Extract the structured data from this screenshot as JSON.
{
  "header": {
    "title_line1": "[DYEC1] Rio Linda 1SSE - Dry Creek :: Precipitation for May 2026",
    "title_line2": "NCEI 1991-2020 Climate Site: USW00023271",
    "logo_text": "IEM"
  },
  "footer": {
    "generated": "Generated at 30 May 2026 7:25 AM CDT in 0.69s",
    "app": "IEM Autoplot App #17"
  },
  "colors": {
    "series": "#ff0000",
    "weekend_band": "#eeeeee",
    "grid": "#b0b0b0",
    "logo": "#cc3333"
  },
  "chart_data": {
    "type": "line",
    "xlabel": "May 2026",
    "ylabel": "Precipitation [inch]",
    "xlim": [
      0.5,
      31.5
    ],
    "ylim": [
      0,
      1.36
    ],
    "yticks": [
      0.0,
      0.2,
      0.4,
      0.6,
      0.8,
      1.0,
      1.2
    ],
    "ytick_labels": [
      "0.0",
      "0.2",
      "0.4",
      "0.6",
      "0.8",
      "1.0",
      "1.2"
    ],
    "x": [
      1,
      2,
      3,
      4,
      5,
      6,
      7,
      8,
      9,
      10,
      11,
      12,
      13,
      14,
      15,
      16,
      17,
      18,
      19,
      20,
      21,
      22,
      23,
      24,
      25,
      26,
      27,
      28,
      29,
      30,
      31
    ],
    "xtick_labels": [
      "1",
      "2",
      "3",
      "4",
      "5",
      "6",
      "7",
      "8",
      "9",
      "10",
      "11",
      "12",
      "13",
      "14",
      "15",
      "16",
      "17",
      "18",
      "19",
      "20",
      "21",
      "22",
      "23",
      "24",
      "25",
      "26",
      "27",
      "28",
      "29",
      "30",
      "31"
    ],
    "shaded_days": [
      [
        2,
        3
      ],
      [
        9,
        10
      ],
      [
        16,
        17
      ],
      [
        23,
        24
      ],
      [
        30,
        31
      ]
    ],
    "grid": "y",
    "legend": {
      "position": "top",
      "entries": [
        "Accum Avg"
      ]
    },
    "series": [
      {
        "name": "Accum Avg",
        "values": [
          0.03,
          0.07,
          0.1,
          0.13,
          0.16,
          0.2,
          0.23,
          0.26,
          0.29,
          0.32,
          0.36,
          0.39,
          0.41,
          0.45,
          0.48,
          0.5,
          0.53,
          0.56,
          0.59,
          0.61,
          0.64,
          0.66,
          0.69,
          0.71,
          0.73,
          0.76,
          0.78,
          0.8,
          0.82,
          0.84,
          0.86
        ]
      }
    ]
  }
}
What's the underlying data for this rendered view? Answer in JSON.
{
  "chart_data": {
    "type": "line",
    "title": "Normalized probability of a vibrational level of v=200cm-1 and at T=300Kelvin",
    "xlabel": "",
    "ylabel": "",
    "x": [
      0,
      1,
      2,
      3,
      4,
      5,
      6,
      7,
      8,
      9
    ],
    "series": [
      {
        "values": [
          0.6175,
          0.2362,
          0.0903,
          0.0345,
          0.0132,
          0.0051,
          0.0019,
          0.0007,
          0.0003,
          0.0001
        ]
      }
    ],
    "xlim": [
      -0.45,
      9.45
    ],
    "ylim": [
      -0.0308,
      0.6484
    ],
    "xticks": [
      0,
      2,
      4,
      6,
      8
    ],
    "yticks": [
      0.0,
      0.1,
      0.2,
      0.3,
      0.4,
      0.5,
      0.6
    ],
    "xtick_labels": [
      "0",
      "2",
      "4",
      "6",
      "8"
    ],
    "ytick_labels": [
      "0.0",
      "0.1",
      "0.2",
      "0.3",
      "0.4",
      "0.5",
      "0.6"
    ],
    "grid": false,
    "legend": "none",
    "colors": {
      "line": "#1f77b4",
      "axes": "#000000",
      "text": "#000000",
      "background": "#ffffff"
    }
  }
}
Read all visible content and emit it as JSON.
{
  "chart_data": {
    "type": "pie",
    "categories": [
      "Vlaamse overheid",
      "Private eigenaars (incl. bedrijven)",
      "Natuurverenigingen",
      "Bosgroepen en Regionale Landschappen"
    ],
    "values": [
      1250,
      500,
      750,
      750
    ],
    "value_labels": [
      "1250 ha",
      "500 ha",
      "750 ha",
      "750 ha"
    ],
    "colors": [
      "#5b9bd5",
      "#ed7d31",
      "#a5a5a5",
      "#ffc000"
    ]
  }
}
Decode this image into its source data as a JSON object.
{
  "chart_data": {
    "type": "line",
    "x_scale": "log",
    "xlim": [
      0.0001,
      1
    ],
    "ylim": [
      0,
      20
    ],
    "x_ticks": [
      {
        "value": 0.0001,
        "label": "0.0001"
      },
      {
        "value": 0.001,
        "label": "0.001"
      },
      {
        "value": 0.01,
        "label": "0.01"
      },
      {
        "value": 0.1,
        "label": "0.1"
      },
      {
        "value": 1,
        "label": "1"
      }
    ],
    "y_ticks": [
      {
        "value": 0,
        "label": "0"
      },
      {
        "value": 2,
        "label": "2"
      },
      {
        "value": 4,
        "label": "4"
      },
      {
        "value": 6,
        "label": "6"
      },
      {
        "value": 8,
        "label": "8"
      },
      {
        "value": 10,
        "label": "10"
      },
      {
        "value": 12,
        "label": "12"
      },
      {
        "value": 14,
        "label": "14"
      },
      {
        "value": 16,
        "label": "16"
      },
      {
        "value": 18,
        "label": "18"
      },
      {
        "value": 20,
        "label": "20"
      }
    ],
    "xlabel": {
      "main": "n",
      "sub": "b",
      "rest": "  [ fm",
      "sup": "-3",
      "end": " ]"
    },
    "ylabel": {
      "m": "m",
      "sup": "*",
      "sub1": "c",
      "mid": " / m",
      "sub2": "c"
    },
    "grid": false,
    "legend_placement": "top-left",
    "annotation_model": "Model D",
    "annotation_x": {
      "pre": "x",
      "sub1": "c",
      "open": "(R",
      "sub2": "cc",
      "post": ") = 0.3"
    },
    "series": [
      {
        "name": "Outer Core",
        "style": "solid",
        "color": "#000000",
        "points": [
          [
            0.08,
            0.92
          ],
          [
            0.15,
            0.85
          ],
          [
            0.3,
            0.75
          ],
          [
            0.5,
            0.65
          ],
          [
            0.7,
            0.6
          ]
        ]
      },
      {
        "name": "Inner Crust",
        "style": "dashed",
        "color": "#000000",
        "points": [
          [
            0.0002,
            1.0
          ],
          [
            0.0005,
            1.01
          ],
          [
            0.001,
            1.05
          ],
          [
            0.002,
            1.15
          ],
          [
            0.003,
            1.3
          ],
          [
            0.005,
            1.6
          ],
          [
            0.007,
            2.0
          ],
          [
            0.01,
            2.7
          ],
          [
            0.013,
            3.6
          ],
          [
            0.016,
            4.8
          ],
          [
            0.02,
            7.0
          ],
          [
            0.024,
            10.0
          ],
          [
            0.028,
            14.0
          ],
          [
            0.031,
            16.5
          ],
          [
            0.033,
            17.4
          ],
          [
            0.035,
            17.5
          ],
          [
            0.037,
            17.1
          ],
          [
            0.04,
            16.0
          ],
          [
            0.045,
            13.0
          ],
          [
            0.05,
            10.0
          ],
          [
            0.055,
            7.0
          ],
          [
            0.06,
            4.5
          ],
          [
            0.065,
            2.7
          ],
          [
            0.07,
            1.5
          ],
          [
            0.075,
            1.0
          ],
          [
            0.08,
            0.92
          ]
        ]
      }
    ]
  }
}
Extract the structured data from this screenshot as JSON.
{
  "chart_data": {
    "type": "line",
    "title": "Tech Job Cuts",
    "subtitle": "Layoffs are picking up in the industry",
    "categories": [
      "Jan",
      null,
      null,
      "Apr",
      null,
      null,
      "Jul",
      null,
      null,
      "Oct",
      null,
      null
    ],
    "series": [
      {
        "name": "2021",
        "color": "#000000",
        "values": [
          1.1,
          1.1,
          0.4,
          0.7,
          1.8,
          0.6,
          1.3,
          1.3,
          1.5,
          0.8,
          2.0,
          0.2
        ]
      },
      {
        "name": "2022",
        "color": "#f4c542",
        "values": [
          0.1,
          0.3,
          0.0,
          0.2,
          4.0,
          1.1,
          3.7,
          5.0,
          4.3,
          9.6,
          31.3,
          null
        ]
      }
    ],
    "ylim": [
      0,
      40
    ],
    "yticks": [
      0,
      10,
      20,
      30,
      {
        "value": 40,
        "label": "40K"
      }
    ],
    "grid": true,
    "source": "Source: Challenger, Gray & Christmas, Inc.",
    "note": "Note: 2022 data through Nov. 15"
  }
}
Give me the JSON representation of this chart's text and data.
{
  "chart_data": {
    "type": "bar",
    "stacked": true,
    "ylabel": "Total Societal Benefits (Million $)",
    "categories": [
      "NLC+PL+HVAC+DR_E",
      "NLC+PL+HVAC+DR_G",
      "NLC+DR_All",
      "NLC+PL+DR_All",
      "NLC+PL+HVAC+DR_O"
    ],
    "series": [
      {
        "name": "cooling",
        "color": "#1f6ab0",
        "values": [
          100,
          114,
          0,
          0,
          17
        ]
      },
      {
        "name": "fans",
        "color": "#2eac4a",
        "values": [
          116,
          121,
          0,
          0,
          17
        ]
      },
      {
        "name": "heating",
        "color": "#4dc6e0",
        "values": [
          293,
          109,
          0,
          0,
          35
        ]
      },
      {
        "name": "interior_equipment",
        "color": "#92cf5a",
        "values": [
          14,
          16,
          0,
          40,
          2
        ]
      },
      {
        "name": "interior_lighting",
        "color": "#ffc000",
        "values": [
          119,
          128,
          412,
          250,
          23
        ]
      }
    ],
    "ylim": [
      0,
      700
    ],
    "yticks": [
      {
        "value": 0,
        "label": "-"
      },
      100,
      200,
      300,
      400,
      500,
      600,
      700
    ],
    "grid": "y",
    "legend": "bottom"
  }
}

Stated problem: In the listing above, find each line with the word "Precipitation" and copy it.

Output for this task:
    "title_line1": "[DYEC1] Rio Linda 1SSE - Dry Creek :: Precipitation for May 2026",
    "ylabel": "Precipitation [inch]",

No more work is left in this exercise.